### Task statement
Each line of the material below that holds the word "JSON" needs to be copied.

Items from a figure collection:
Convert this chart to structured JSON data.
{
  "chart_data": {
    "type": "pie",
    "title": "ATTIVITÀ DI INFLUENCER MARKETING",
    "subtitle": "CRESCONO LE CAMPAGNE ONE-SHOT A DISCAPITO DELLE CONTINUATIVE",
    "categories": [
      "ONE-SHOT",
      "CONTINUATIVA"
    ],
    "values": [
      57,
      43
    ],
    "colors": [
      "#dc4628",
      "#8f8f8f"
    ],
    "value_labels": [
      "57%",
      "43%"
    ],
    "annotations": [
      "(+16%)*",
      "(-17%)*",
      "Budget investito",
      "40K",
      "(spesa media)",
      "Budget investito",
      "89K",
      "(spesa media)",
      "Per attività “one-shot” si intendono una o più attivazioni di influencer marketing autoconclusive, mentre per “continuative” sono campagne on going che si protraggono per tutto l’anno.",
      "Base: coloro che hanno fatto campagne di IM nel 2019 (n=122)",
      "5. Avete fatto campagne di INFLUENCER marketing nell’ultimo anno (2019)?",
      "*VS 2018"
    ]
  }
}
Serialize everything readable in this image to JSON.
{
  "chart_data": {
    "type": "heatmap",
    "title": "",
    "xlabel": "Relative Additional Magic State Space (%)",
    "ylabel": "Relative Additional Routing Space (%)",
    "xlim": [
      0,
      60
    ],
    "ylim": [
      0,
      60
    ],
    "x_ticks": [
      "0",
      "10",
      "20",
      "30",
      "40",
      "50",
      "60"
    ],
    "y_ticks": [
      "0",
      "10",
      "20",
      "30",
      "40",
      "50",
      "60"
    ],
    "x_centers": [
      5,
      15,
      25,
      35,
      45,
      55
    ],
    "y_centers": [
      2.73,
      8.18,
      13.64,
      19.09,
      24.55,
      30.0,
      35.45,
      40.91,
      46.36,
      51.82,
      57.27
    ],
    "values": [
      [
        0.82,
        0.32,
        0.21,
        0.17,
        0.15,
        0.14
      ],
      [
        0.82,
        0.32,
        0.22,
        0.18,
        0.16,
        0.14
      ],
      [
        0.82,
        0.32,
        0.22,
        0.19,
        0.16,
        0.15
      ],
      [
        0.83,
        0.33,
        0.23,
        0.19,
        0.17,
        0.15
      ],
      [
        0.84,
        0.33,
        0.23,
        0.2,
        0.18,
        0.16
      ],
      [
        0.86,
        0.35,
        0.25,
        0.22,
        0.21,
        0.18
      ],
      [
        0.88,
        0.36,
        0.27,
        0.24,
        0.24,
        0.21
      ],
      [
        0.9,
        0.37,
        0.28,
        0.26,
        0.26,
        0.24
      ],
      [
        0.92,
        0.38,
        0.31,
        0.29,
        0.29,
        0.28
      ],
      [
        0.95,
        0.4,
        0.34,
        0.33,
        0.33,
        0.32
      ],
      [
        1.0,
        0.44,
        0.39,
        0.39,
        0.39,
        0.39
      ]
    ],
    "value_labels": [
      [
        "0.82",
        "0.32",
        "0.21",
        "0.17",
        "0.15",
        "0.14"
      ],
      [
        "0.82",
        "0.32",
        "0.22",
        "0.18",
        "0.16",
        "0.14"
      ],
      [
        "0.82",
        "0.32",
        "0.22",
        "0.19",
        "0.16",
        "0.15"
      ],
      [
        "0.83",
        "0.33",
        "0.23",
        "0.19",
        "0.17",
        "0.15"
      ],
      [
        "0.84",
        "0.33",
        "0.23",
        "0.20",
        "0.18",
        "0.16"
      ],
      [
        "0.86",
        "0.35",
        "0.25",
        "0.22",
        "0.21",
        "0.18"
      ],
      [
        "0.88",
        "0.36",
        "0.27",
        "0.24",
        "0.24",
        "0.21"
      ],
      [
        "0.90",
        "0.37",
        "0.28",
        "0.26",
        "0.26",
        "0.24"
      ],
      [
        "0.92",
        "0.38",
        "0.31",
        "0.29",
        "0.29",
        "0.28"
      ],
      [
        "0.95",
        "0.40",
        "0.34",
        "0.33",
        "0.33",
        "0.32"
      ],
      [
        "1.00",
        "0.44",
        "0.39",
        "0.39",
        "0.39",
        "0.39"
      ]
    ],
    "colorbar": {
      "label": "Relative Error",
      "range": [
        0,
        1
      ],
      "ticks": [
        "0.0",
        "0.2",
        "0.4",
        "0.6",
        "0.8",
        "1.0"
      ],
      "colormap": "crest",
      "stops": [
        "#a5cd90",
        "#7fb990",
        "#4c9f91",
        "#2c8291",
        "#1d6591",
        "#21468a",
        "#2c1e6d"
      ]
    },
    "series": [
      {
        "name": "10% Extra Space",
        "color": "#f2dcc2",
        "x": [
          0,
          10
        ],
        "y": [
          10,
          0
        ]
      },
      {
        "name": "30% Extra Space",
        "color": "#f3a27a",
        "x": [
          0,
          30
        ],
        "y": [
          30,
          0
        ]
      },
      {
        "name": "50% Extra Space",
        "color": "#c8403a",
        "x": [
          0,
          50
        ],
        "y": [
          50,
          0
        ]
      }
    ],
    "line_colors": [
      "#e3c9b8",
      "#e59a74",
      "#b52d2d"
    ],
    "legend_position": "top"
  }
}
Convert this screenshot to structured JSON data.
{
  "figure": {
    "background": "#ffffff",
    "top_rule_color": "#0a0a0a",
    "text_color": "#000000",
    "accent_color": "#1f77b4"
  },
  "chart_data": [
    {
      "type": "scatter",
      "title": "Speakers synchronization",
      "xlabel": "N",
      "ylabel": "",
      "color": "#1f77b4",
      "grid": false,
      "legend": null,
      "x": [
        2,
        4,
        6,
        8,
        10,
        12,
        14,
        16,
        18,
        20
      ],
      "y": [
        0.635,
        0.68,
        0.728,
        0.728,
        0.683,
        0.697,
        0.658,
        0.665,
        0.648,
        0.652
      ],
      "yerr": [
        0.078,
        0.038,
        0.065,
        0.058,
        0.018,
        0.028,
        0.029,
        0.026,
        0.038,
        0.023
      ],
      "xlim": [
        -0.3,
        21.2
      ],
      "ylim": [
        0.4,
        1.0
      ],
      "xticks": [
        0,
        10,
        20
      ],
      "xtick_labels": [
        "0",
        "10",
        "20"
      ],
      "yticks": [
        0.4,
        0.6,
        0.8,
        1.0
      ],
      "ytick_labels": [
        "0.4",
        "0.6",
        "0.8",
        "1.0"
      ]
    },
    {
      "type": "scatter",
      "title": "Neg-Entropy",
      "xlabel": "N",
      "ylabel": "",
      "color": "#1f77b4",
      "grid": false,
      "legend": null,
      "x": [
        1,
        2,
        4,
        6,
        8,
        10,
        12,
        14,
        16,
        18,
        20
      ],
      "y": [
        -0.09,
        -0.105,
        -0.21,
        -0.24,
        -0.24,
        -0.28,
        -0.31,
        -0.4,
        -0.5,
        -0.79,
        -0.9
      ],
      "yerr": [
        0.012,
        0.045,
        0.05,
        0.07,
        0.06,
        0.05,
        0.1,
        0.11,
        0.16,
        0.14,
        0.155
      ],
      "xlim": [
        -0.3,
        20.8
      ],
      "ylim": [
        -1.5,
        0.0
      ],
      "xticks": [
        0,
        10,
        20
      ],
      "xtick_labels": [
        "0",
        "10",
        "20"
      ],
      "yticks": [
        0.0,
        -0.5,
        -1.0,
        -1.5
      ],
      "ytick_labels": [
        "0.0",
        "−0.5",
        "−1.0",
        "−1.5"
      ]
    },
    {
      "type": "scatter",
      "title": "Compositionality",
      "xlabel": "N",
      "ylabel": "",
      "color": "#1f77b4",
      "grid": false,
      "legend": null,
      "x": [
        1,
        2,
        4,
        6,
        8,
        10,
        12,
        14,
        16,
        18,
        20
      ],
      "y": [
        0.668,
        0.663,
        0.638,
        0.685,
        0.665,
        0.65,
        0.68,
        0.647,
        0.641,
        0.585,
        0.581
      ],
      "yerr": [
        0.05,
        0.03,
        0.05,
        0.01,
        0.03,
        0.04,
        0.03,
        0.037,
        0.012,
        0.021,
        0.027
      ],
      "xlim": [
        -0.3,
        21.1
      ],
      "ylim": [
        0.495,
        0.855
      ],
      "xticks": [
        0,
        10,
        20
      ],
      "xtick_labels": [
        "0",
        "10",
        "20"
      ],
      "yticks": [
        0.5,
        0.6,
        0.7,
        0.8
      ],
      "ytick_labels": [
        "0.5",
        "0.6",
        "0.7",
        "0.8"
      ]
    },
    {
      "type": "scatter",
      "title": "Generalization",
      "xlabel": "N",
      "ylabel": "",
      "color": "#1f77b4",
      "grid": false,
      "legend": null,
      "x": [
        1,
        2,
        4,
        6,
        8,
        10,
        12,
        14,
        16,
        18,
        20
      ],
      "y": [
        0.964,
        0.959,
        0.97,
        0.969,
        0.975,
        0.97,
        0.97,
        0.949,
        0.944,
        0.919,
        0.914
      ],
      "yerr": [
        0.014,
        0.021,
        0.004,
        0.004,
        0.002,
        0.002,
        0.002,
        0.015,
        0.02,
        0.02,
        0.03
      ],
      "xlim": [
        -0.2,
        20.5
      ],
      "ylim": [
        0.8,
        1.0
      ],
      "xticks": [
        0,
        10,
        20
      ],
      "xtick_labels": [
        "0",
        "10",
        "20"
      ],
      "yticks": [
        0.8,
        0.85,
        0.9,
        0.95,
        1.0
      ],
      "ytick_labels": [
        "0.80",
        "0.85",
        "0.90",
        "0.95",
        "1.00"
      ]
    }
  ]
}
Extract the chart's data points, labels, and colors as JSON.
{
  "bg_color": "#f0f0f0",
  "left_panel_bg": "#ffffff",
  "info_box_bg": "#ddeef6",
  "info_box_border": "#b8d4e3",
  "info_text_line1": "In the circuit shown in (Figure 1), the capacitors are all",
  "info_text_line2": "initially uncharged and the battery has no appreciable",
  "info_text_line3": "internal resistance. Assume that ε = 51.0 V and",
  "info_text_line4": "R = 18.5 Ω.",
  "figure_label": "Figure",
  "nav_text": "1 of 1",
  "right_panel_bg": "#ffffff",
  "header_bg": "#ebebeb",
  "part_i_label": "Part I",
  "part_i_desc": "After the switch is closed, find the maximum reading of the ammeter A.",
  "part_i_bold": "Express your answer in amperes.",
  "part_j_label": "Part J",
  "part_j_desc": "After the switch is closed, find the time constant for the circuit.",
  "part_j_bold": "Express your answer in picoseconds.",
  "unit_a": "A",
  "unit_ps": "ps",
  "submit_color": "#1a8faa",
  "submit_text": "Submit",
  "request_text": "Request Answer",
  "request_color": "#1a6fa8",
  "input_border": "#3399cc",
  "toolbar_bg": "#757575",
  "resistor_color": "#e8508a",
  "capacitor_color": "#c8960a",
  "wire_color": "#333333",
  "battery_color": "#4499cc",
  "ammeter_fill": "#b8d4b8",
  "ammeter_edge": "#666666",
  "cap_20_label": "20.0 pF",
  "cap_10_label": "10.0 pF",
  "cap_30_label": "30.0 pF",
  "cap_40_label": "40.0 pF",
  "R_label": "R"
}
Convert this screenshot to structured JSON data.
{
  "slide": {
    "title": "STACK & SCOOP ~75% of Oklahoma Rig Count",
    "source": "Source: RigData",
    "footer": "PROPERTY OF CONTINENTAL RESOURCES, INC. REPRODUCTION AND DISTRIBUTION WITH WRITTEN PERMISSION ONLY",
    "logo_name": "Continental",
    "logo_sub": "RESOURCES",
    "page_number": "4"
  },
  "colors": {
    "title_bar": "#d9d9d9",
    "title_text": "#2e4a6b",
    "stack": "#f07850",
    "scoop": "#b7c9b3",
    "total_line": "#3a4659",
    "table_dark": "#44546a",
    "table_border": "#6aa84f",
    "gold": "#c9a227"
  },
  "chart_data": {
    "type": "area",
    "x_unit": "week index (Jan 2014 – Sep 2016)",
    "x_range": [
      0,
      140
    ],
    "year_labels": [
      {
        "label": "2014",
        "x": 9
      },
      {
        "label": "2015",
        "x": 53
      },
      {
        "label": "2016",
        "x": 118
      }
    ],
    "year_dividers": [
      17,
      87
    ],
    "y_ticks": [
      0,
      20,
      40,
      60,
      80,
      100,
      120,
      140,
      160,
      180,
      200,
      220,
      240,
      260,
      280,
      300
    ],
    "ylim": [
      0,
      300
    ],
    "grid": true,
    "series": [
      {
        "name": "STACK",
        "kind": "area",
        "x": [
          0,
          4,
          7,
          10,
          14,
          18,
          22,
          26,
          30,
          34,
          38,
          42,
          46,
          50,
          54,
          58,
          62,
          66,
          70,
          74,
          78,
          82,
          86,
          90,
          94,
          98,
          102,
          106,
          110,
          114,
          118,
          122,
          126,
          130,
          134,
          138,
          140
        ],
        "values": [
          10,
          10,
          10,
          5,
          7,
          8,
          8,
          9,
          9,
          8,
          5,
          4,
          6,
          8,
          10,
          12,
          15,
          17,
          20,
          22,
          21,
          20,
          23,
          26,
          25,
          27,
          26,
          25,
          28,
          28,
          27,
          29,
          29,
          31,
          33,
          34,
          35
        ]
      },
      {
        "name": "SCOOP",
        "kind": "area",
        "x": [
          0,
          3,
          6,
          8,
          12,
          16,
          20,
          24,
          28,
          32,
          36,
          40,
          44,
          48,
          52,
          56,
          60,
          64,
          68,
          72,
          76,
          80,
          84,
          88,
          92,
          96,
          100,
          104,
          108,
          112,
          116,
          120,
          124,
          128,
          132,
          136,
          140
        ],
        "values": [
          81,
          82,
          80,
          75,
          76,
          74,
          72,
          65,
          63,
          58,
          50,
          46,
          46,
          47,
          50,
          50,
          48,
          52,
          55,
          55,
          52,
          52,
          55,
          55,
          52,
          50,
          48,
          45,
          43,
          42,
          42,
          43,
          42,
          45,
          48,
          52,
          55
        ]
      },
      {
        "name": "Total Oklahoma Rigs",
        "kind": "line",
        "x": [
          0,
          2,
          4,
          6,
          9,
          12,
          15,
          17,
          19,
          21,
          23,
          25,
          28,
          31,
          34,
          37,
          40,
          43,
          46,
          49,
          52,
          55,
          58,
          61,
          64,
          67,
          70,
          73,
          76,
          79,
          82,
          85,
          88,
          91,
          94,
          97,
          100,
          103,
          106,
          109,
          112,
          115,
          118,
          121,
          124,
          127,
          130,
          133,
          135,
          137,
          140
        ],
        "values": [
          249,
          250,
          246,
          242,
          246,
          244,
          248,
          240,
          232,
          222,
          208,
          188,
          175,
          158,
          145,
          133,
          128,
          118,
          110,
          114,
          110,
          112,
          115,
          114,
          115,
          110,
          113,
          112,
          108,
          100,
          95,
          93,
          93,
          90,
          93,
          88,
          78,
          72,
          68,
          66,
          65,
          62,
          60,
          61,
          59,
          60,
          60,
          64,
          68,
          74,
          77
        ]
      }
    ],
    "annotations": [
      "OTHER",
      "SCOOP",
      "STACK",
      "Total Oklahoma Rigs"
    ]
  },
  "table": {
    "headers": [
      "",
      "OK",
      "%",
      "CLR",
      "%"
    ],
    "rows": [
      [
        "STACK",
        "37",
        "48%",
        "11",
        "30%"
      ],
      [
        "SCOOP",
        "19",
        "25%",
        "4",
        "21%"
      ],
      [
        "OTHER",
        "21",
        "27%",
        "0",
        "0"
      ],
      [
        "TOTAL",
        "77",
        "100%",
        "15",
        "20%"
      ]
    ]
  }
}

### Exercise response
Convert this chart to structured JSON data.
Serialize everything readable in this image to JSON.
Convert this screenshot to structured JSON data.
Extract the chart's data points, labels, and colors as JSON.
Convert this screenshot to structured JSON data.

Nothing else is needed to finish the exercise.